--- WORK TO BE COMPLETED ---
Quote every line as given.

--- Items from a figure collection ---

● ● ● ● ●

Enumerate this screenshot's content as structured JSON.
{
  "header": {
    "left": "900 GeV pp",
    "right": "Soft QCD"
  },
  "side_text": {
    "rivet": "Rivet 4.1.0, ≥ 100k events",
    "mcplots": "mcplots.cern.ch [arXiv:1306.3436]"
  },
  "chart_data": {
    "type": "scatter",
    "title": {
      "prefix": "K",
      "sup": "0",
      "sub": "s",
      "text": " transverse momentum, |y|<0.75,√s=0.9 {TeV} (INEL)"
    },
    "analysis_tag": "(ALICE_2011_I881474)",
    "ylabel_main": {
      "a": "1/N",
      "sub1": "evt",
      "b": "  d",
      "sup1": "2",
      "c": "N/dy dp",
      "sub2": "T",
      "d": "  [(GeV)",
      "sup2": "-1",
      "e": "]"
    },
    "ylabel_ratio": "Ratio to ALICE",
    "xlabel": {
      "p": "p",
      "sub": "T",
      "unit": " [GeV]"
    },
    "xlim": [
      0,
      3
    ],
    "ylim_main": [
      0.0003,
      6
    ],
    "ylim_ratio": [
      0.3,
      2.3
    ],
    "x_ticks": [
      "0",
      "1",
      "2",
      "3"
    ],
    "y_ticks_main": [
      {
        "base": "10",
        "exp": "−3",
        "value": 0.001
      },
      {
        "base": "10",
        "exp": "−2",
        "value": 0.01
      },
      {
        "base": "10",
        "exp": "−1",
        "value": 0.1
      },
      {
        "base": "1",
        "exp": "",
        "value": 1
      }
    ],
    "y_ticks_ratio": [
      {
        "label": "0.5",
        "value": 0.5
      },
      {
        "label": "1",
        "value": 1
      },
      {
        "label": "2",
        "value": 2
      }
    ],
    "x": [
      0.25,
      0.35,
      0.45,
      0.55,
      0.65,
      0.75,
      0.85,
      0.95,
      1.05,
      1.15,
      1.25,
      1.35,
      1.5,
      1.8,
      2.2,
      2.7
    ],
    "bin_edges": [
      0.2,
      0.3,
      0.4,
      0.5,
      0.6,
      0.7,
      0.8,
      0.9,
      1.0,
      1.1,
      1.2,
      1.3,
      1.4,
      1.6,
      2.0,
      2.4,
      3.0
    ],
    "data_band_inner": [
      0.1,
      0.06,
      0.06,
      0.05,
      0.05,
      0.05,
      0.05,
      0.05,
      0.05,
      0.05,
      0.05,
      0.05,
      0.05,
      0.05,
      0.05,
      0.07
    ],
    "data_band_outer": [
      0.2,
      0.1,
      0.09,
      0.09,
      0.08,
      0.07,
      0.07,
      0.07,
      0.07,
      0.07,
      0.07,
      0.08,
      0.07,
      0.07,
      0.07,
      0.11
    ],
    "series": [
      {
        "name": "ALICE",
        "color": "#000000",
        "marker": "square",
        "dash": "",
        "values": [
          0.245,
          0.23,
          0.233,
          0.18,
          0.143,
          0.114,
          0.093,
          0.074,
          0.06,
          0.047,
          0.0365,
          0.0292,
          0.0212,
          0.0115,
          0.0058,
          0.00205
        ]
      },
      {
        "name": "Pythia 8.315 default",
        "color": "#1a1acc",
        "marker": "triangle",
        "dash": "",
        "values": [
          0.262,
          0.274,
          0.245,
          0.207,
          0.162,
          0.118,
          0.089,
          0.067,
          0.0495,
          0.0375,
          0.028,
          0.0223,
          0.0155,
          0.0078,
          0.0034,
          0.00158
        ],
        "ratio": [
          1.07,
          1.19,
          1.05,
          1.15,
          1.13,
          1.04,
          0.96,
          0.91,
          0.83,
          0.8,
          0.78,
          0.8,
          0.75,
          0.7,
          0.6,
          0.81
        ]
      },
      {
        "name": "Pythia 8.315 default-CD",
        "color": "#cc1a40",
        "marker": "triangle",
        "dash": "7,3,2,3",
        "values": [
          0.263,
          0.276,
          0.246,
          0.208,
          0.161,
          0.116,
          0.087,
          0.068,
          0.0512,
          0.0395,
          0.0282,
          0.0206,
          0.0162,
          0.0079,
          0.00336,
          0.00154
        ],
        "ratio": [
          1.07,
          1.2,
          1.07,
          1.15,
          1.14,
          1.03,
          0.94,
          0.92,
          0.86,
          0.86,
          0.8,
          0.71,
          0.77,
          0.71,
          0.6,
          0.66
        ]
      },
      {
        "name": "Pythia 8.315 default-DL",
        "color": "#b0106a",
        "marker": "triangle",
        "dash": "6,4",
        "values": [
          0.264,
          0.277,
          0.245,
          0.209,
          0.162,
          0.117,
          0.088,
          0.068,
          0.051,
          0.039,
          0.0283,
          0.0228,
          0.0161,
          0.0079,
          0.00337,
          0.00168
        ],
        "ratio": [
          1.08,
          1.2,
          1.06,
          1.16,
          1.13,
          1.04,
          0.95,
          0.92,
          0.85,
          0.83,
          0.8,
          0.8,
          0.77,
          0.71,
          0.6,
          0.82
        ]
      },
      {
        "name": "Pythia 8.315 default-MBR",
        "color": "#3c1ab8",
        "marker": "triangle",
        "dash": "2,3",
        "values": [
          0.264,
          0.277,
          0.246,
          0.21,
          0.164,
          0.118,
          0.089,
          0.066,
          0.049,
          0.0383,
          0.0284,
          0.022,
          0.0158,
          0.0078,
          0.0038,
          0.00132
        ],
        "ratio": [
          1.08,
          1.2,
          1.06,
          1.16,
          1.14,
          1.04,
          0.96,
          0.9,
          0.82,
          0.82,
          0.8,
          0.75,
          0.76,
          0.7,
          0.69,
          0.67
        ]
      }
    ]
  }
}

● ● ● ● ●

--- RESPONSE TO THIS EXERCISE ---
Enumerate this screenshot's content as structured JSON.
{
  "header": {
    "left": "900 GeV pp",
    "right": "Soft QCD"
  },
  "side_text": {
    "rivet": "Rivet 4.1.0, ≥ 100k events",
    "mcplots": "mcplots.cern.ch [arXiv:1306.3436]"
  },
  "chart_data": {
    "type": "scatter",
    "title": {
      "prefix": "K",
      "sup": "0",
      "sub": "s",
      "text": " transverse momentum, |y|<0.75,√s=0.9 {TeV} (INEL)"
    },
    "analysis_tag": "(ALICE_2011_I881474)",
    "ylabel_main": {
      "a": "1/N",
      "sub1": "evt",
      "b": "  d",
      "sup1": "2",
      "c": "N/dy dp",
      "sub2": "T",
      "d": "  [(GeV)",
      "sup2": "-1",
      "e": "]"
    },
    "ylabel_ratio": "Ratio to ALICE",
    "xlabel": {
      "p": "p",
      "sub": "T",
      "unit": " [GeV]"
    },
    "xlim": [
      0,
      3
    ],
    "ylim_main": [
      0.0003,
      6
    ],
    "ylim_ratio": [
      0.3,
      2.3
    ],
    "x_ticks": [
      "0",
      "1",
      "2",
      "3"
    ],
    "y_ticks_main": [
      {
        "base": "10",
        "exp": "−3",
        "value": 0.001
      },
      {
        "base": "10",
        "exp": "−2",
        "value": 0.01
      },
      {
        "base": "10",
        "exp": "−1",
        "value": 0.1
      },
      {
        "base": "1",
        "exp": "",
        "value": 1
      }
    ],
    "y_ticks_ratio": [
      {
        "label": "0.5",
        "value": 0.5
      },
      {
        "label": "1",
        "value": 1
      },
      {
        "label": "2",
        "value": 2
      }
    ],
    "x": [
      0.25,
      0.35,
      0.45,
      0.55,
      0.65,
      0.75,
      0.85,
      0.95,
      1.05,
      1.15,
      1.25,
      1.35,
      1.5,
      1.8,
      2.2,
      2.7
    ],
    "bin_edges": [
      0.2,
      0.3,
      0.4,
      0.5,
      0.6,
      0.7,
      0.8,
      0.9,
      1.0,
      1.1,
      1.2,
      1.3,
      1.4,
      1.6,
      2.0,
      2.4,
      3.0
    ],
    "data_band_inner": [
      0.1,
      0.06,
      0.06,
      0.05,
      0.05,
      0.05,
      0.05,
      0.05,
      0.05,
      0.05,
      0.05,
      0.05,
      0.05,
      0.05,
      0.05,
      0.07
    ],
    "data_band_outer": [
      0.2,
      0.1,
      0.09,
      0.09,
      0.08,
      0.07,
      0.07,
      0.07,
      0.07,
      0.07,
      0.07,
      0.08,
      0.07,
      0.07,
      0.07,
      0.11
    ],
    "series": [
      {
        "name": "ALICE",
        "color": "#000000",
        "marker": "square",
        "dash": "",
        "values": [
          0.245,
          0.23,
          0.233,
          0.18,
          0.143,
          0.114,
          0.093,
          0.074,
          0.06,
          0.047,
          0.0365,
          0.0292,
          0.0212,
          0.0115,
          0.0058,
          0.00205
        ]
      },
      {
        "name": "Pythia 8.315 default",
        "color": "#1a1acc",
        "marker": "triangle",
        "dash": "",
        "values": [
          0.262,
          0.274,
          0.245,
          0.207,
          0.162,
          0.118,
          0.089,
          0.067,
          0.0495,
          0.0375,
          0.028,
          0.0223,
          0.0155,
          0.0078,
          0.0034,
          0.00158
        ],
        "ratio": [
          1.07,
          1.19,
          1.05,
          1.15,
          1.13,
          1.04,
          0.96,
          0.91,
          0.83,
          0.8,
          0.78,
          0.8,
          0.75,
          0.7,
          0.6,
          0.81
        ]
      },
      {
        "name": "Pythia 8.315 default-CD",
        "color": "#cc1a40",
        "marker": "triangle",
        "dash": "7,3,2,3",
        "values": [
          0.263,
          0.276,
          0.246,
          0.208,
          0.161,
          0.116,
          0.087,
          0.068,
          0.0512,
          0.0395,
          0.0282,
          0.0206,
          0.0162,
          0.0079,
          0.00336,
          0.00154
        ],
        "ratio": [
          1.07,
          1.2,
          1.07,
          1.15,
          1.14,
          1.03,
          0.94,
          0.92,
          0.86,
          0.86,
          0.8,
          0.71,
          0.77,
          0.71,
          0.6,
          0.66
        ]
      },
      {
        "name": "Pythia 8.315 default-DL",
        "color": "#b0106a",
        "marker": "triangle",
        "dash": "6,4",
        "values": [
          0.264,
          0.277,
          0.245,
          0.209,
          0.162,
          0.117,
          0.088,
          0.068,
          0.051,
          0.039,
          0.0283,
          0.0228,
          0.0161,
          0.0079,
          0.00337,
          0.00168
        ],
        "ratio": [
          1.08,
          1.2,
          1.06,
          1.16,
          1.13,
          1.04,
          0.95,
          0.92,
          0.85,
          0.83,
          0.8,
          0.8,
          0.77,
          0.71,
          0.6,
          0.82
        ]
      },
      {
        "name": "Pythia 8.315 default-MBR",
        "color": "#3c1ab8",
        "marker": "triangle",
        "dash": "2,3",
        "values": [
          0.264,
          0.277,
          0.246,
          0.21,
          0.164,
          0.118,
          0.089,
          0.066,
          0.049,
          0.0383,
          0.0284,
          0.022,
          0.0158,
          0.0078,
          0.0038,
          0.00132
        ],
        "ratio": [
          1.08,
          1.2,
          1.06,
          1.16,
          1.14,
          1.04,
          0.96,
          0.9,
          0.82,
          0.82,
          0.8,
          0.75,
          0.76,
          0.7,
          0.69,
          0.67
        ]
      }
    ]
  }
}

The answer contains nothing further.